▸ LISTED RECORDS:
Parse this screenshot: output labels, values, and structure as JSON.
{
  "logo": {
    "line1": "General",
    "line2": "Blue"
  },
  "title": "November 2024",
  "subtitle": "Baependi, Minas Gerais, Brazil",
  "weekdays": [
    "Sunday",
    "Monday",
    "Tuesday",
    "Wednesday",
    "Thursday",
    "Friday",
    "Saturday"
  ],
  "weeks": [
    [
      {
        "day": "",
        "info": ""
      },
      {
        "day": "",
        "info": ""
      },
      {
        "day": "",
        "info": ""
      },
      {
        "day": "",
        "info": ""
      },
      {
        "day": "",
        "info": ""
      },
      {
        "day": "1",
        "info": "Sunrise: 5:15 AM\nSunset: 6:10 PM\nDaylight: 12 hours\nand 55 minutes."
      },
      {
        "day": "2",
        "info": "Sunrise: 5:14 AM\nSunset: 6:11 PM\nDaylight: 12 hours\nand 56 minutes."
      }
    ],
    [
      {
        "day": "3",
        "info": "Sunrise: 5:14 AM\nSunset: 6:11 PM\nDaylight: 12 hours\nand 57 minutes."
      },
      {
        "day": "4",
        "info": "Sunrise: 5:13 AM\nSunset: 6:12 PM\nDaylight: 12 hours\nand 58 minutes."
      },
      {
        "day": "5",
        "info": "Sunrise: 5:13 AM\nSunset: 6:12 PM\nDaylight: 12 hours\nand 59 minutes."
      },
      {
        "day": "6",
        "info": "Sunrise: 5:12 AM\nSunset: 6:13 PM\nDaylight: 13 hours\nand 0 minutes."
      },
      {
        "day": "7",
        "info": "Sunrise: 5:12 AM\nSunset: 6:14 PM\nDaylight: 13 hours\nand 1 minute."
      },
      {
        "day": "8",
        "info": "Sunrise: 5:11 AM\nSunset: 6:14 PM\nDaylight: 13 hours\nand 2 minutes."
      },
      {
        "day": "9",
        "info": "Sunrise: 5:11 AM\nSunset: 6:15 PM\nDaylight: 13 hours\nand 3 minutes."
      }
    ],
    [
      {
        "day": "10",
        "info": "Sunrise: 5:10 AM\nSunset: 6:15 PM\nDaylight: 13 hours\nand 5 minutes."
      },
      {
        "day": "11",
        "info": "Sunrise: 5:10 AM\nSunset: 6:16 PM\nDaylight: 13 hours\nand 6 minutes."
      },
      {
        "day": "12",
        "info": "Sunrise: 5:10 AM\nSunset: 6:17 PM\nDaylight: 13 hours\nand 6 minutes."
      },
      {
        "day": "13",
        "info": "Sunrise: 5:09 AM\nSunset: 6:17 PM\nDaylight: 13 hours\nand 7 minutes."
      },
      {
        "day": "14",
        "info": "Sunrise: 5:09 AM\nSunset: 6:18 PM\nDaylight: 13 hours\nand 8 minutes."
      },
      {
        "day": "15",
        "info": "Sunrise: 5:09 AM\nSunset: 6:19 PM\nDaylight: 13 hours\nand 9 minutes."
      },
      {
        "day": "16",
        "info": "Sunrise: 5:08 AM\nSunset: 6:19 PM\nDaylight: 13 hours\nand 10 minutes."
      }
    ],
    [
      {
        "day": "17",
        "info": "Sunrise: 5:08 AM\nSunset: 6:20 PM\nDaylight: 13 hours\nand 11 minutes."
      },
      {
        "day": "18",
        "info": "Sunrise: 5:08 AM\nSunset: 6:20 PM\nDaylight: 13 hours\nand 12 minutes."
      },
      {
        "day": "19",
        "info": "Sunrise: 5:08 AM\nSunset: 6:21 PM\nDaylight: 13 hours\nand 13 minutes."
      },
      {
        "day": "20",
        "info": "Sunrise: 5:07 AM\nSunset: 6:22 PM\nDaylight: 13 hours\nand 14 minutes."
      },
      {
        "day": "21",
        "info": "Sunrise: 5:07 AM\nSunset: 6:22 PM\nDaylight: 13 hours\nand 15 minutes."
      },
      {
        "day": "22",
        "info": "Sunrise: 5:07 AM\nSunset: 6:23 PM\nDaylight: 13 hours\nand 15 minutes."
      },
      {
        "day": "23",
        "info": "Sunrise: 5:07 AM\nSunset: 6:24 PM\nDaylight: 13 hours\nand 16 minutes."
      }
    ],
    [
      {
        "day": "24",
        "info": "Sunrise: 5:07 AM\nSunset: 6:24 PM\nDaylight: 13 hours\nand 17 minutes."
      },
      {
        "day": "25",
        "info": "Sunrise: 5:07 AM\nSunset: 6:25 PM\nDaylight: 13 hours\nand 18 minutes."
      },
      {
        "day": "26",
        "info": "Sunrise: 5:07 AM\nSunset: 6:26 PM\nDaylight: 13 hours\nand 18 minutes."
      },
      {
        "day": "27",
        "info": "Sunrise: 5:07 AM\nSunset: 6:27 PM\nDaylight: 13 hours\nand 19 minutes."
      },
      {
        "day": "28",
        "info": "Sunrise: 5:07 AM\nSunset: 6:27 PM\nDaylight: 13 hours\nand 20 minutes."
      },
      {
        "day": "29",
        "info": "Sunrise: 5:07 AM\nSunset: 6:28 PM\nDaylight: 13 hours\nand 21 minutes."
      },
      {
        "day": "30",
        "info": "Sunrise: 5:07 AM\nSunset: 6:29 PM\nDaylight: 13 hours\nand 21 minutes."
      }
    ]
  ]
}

▸ BRIEF: Repeat the data precisely, reproducing every entry.

▸ EXERCISE SOLUTION:
Parse this screenshot: output labels, values, and structure as JSON.
{
  "logo": {
    "line1": "General",
    "line2": "Blue"
  },
  "title": "November 2024",
  "subtitle": "Baependi, Minas Gerais, Brazil",
  "weekdays": [
    "Sunday",
    "Monday",
    "Tuesday",
    "Wednesday",
    "Thursday",
    "Friday",
    "Saturday"
  ],
  "weeks": [
    [
      {
        "day": "",
        "info": ""
      },
      {
        "day": "",
        "info": ""
      },
      {
        "day": "",
        "info": ""
      },
      {
        "day": "",
        "info": ""
      },
      {
        "day": "",
        "info": ""
      },
      {
        "day": "1",
        "info": "Sunrise: 5:15 AM\nSunset: 6:10 PM\nDaylight: 12 hours\nand 55 minutes."
      },
      {
        "day": "2",
        "info": "Sunrise: 5:14 AM\nSunset: 6:11 PM\nDaylight: 12 hours\nand 56 minutes."
      }
    ],
    [
      {
        "day": "3",
        "info": "Sunrise: 5:14 AM\nSunset: 6:11 PM\nDaylight: 12 hours\nand 57 minutes."
      },
      {
        "day": "4",
        "info": "Sunrise: 5:13 AM\nSunset: 6:12 PM\nDaylight: 12 hours\nand 58 minutes."
      },
      {
        "day": "5",
        "info": "Sunrise: 5:13 AM\nSunset: 6:12 PM\nDaylight: 12 hours\nand 59 minutes."
      },
      {
        "day": "6",
        "info": "Sunrise: 5:12 AM\nSunset: 6:13 PM\nDaylight: 13 hours\nand 0 minutes."
      },
      {
        "day": "7",
        "info": "Sunrise: 5:12 AM\nSunset: 6:14 PM\nDaylight: 13 hours\nand 1 minute."
      },
      {
        "day": "8",
        "info": "Sunrise: 5:11 AM\nSunset: 6:14 PM\nDaylight: 13 hours\nand 2 minutes."
      },
      {
        "day": "9",
        "info": "Sunrise: 5:11 AM\nSunset: 6:15 PM\nDaylight: 13 hours\nand 3 minutes."
      }
    ],
    [
      {
        "day": "10",
        "info": "Sunrise: 5:10 AM\nSunset: 6:15 PM\nDaylight: 13 hours\nand 5 minutes."
      },
      {
        "day": "11",
        "info": "Sunrise: 5:10 AM\nSunset: 6:16 PM\nDaylight: 13 hours\nand 6 minutes."
      },
      {
        "day": "12",
        "info": "Sunrise: 5:10 AM\nSunset: 6:17 PM\nDaylight: 13 hours\nand 6 minutes."
      },
      {
        "day": "13",
        "info": "Sunrise: 5:09 AM\nSunset: 6:17 PM\nDaylight: 13 hours\nand 7 minutes."
      },
      {
        "day": "14",
        "info": "Sunrise: 5:09 AM\nSunset: 6:18 PM\nDaylight: 13 hours\nand 8 minutes."
      },
      {
        "day": "15",
        "info": "Sunrise: 5:09 AM\nSunset: 6:19 PM\nDaylight: 13 hours\nand 9 minutes."
      },
      {
        "day": "16",
        "info": "Sunrise: 5:08 AM\nSunset: 6:19 PM\nDaylight: 13 hours\nand 10 minutes."
      }
    ],
    [
      {
        "day": "17",
        "info": "Sunrise: 5:08 AM\nSunset: 6:20 PM\nDaylight: 13 hours\nand 11 minutes."
      },
      {
        "day": "18",
        "info": "Sunrise: 5:08 AM\nSunset: 6:20 PM\nDaylight: 13 hours\nand 12 minutes."
      },
      {
        "day": "19",
        "info": "Sunrise: 5:08 AM\nSunset: 6:21 PM\nDaylight: 13 hours\nand 13 minutes."
      },
      {
        "day": "20",
        "info": "Sunrise: 5:07 AM\nSunset: 6:22 PM\nDaylight: 13 hours\nand 14 minutes."
      },
      {
        "day": "21",
        "info": "Sunrise: 5:07 AM\nSunset: 6:22 PM\nDaylight: 13 hours\nand 15 minutes."
      },
      {
        "day": "22",
        "info": "Sunrise: 5:07 AM\nSunset: 6:23 PM\nDaylight: 13 hours\nand 15 minutes."
      },
      {
        "day": "23",
        "info": "Sunrise: 5:07 AM\nSunset: 6:24 PM\nDaylight: 13 hours\nand 16 minutes."
      }
    ],
    [
      {
        "day": "24",
        "info": "Sunrise: 5:07 AM\nSunset: 6:24 PM\nDaylight: 13 hours\nand 17 minutes."
      },
      {
        "day": "25",
        "info": "Sunrise: 5:07 AM\nSunset: 6:25 PM\nDaylight: 13 hours\nand 18 minutes."
      },
      {
        "day": "26",
        "info": "Sunrise: 5:07 AM\nSunset: 6:26 PM\nDaylight: 13 hours\nand 18 minutes."
      },
      {
        "day": "27",
        "info": "Sunrise: 5:07 AM\nSunset: 6:27 PM\nDaylight: 13 hours\nand 19 minutes."
      },
      {
        "day": "28",
        "info": "Sunrise: 5:07 AM\nSunset: 6:27 PM\nDaylight: 13 hours\nand 20 minutes."
      },
      {
        "day": "29",
        "info": "Sunrise: 5:07 AM\nSunset: 6:28 PM\nDaylight: 13 hours\nand 21 minutes."
      },
      {
        "day": "30",
        "info": "Sunrise: 5:07 AM\nSunset: 6:29 PM\nDaylight: 13 hours\nand 21 minutes."
      }
    ]
  ]
}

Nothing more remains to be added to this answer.